STATED TASK: Scan the listing and work out how many lines contain the word "JSON". Nothing but the number should be given.

▽

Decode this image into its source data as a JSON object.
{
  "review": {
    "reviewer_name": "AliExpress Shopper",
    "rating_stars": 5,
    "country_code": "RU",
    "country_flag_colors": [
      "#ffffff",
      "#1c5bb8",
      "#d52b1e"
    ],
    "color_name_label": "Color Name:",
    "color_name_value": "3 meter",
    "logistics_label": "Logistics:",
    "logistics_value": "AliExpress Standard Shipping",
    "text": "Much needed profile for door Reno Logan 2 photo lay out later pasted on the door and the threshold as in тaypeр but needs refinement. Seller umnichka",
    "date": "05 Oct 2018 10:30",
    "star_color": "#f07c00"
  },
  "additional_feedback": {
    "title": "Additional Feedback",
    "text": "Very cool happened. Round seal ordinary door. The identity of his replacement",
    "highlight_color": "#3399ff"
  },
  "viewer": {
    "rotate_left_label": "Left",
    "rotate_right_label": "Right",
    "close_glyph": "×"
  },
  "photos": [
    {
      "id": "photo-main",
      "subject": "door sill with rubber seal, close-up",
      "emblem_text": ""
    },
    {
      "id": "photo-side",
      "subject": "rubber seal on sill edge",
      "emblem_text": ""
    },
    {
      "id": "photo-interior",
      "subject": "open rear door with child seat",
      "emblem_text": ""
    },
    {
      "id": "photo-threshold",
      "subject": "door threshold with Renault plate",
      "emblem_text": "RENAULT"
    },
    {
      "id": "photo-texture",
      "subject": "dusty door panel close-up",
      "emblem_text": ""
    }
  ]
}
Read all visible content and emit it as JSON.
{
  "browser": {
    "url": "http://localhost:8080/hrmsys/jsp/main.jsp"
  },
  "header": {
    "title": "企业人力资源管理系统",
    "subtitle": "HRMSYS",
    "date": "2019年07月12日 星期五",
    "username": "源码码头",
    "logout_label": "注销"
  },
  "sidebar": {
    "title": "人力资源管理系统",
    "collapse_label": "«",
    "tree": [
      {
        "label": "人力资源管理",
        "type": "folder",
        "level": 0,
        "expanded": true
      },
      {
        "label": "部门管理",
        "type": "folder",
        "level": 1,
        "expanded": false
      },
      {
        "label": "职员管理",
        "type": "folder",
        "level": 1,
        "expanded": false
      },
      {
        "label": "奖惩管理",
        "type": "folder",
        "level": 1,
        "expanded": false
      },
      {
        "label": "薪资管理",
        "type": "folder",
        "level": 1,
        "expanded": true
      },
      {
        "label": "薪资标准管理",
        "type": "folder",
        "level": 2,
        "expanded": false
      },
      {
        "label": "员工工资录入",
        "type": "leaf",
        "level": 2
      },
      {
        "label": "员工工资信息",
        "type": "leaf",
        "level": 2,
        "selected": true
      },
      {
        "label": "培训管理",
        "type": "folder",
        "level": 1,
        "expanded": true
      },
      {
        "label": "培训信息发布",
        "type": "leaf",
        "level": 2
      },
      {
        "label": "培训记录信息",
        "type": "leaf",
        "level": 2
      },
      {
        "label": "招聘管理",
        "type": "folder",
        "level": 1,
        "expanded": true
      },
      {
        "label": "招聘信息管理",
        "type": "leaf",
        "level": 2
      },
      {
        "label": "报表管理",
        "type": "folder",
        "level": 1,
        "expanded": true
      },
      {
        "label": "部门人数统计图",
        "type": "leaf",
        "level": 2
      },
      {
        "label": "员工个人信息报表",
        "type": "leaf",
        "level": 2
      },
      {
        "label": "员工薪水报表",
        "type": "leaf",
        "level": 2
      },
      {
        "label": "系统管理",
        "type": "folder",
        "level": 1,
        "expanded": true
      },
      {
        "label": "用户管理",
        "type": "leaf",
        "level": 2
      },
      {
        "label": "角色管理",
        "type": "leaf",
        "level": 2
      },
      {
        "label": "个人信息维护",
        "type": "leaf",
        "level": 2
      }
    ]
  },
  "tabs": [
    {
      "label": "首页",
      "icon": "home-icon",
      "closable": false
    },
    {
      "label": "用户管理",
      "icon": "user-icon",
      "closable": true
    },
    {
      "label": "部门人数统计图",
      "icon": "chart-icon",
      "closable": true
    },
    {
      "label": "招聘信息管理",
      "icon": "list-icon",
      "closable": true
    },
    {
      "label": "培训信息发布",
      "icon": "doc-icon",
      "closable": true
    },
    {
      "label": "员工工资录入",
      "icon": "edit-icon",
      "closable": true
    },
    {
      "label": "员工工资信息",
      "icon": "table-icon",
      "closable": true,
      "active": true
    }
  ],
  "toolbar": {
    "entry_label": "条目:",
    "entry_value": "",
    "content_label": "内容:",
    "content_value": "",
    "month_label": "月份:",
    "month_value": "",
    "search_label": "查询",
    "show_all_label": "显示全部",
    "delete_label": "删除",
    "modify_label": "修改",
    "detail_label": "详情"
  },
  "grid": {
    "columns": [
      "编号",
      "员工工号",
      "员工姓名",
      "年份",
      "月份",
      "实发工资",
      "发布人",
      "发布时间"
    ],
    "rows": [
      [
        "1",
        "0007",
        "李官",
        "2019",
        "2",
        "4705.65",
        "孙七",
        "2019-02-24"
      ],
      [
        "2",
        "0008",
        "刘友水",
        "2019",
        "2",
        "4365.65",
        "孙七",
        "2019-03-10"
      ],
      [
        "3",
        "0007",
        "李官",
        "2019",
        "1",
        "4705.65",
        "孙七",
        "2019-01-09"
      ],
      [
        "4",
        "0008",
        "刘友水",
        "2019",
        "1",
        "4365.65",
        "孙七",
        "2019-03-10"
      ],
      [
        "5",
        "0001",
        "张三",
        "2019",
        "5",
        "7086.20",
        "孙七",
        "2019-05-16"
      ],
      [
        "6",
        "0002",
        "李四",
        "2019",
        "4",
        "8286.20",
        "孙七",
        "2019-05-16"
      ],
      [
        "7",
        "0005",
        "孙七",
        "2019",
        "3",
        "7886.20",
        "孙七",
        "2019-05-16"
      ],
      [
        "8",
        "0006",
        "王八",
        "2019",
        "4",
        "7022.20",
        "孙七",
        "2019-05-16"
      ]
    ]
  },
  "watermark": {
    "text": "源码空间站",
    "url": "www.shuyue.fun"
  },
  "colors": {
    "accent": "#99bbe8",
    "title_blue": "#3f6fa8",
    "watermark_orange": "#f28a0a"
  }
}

△
▽

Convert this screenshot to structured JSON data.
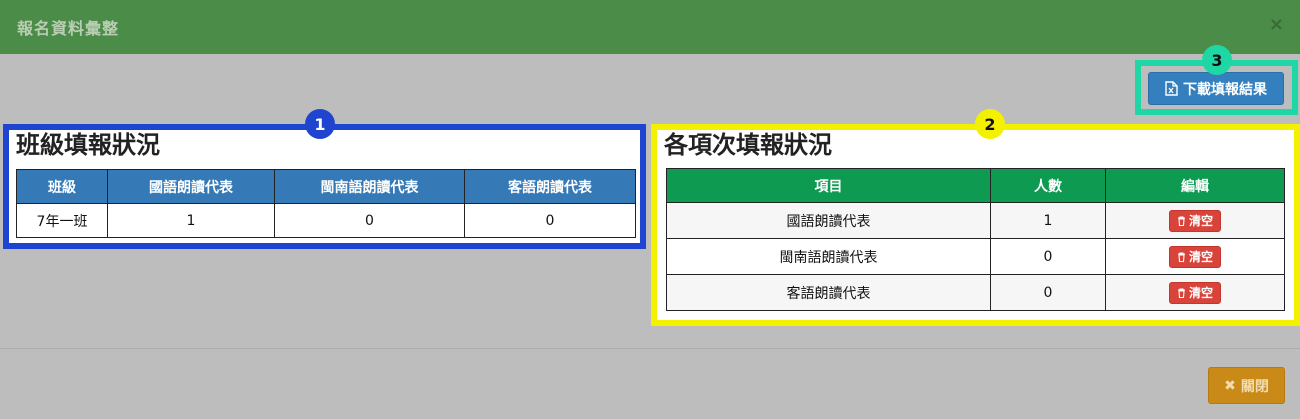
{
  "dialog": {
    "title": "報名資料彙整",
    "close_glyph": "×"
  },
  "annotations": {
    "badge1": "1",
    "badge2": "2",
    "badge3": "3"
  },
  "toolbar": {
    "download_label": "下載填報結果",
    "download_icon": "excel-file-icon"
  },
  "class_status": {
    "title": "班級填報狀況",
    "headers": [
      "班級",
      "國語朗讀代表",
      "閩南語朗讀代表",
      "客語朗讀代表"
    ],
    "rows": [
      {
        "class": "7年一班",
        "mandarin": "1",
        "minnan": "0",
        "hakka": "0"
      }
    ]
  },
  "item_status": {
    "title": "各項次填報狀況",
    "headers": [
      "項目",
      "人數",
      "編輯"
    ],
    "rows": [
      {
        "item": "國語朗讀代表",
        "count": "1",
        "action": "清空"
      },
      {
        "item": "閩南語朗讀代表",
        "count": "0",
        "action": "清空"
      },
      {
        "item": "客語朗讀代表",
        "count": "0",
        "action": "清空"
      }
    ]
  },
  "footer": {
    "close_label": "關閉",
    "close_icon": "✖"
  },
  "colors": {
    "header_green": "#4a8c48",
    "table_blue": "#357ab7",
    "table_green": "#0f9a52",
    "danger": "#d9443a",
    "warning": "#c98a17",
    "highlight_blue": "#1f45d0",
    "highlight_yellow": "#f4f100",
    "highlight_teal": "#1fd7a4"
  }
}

△
▽

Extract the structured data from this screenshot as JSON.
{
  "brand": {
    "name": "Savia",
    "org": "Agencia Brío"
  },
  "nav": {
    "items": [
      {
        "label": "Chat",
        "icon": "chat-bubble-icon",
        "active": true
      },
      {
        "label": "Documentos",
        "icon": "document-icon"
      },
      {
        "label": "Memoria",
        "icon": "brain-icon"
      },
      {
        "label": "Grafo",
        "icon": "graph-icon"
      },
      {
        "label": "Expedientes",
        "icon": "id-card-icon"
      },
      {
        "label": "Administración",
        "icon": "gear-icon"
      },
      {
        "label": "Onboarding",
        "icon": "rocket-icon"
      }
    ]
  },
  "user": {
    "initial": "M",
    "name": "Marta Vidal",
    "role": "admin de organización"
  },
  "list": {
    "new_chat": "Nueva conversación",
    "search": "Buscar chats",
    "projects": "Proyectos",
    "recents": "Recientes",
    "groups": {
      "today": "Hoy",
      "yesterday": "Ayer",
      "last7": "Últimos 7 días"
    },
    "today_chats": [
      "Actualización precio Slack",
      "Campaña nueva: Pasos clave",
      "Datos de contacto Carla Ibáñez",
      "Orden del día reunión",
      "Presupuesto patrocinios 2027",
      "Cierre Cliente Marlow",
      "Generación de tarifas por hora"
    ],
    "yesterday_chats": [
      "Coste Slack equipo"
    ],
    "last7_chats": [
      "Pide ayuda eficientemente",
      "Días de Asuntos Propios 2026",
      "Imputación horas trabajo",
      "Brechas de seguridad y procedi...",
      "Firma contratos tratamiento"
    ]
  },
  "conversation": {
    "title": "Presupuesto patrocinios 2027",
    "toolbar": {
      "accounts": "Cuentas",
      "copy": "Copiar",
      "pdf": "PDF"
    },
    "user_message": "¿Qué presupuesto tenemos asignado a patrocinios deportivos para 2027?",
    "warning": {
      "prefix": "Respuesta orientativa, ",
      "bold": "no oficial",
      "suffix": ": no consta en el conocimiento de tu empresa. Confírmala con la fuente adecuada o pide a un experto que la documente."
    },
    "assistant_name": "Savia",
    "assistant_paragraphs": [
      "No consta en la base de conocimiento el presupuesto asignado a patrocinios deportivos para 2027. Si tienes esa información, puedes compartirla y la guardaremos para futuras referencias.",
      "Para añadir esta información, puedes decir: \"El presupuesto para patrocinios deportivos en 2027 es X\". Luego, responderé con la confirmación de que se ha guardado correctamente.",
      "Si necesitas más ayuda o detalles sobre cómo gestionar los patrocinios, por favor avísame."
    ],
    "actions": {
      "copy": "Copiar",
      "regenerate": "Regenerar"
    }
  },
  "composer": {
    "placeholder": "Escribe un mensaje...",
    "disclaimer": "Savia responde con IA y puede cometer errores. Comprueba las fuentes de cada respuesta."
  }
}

△

REPLY: 4